• [PROMPT]
Write out the full set of records exactly. Any pictures in them do not belong in the copy.

[START SOURCE DATA]

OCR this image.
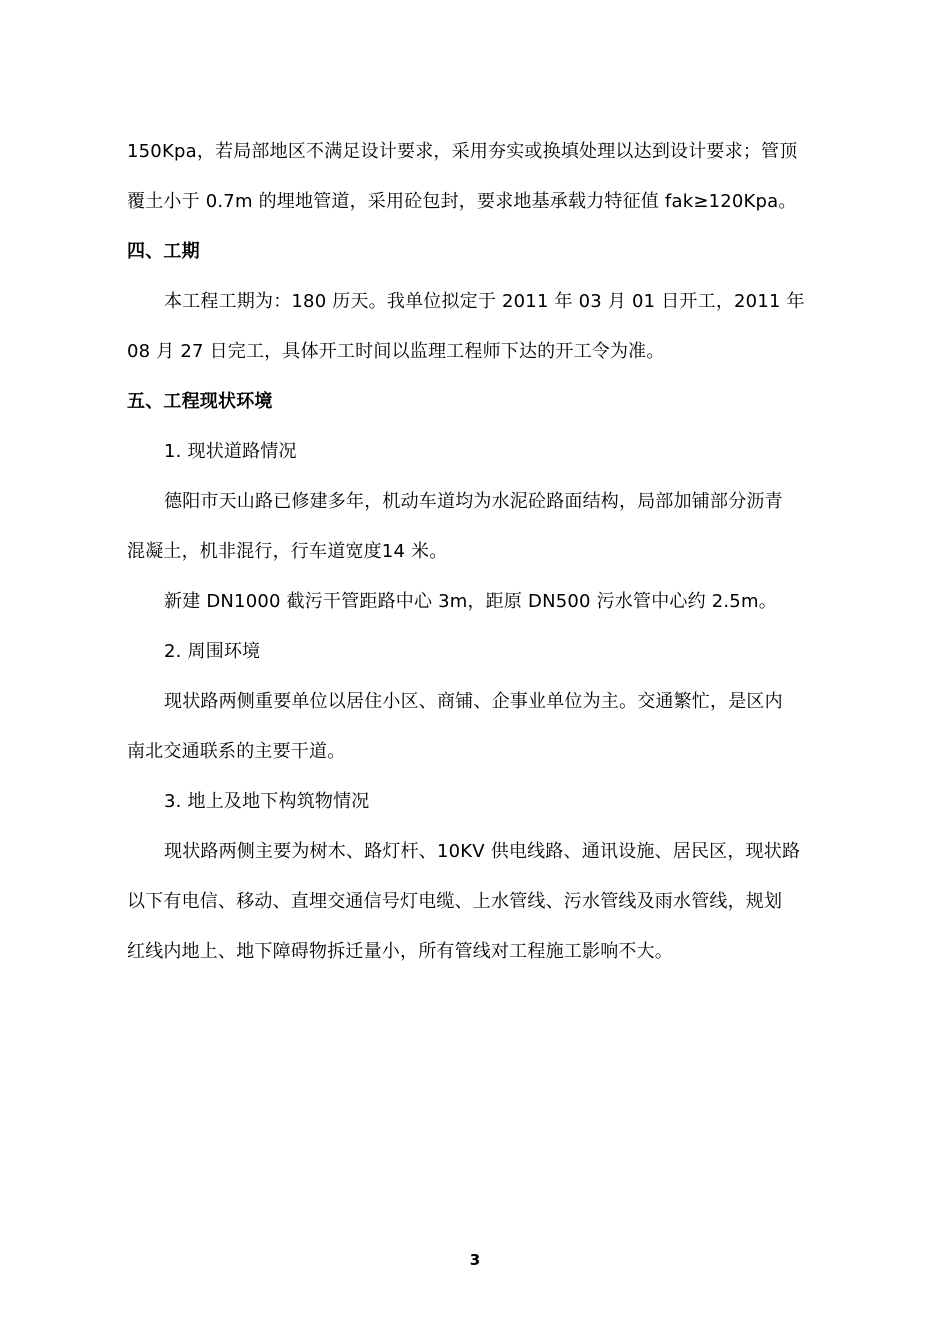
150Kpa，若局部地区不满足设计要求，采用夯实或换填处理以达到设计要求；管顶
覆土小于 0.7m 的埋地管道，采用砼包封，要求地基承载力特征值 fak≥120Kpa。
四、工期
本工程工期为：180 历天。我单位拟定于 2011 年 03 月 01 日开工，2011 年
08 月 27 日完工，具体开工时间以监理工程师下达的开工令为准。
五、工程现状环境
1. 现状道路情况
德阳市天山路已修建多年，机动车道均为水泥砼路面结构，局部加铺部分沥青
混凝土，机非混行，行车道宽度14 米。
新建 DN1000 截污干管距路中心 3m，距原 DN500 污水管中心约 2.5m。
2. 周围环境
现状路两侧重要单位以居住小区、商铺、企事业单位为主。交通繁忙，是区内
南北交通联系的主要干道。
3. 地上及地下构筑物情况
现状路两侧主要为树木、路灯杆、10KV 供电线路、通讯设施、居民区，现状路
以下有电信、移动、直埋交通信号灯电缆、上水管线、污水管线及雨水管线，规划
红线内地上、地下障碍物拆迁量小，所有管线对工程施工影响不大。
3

[END SOURCE DATA]

• [SOLUTION TO THIS EXERCISE]
OCR this image.
150Kpa，若局部地区不满足设计要求，采用夯实或换填处理以达到设计要求；管顶
覆土小于 0.7m 的埋地管道，采用砼包封，要求地基承载力特征值 fak≥120Kpa。
四、工期
本工程工期为：180 历天。我单位拟定于 2011 年 03 月 01 日开工，2011 年
08 月 27 日完工，具体开工时间以监理工程师下达的开工令为准。
五、工程现状环境
1. 现状道路情况
德阳市天山路已修建多年，机动车道均为水泥砼路面结构，局部加铺部分沥青
混凝土，机非混行，行车道宽度14 米。
新建 DN1000 截污干管距路中心 3m，距原 DN500 污水管中心约 2.5m。
2. 周围环境
现状路两侧重要单位以居住小区、商铺、企事业单位为主。交通繁忙，是区内
南北交通联系的主要干道。
3. 地上及地下构筑物情况
现状路两侧主要为树木、路灯杆、10KV 供电线路、通讯设施、居民区，现状路
以下有电信、移动、直埋交通信号灯电缆、上水管线、污水管线及雨水管线，规划
红线内地上、地下障碍物拆迁量小，所有管线对工程施工影响不大。
3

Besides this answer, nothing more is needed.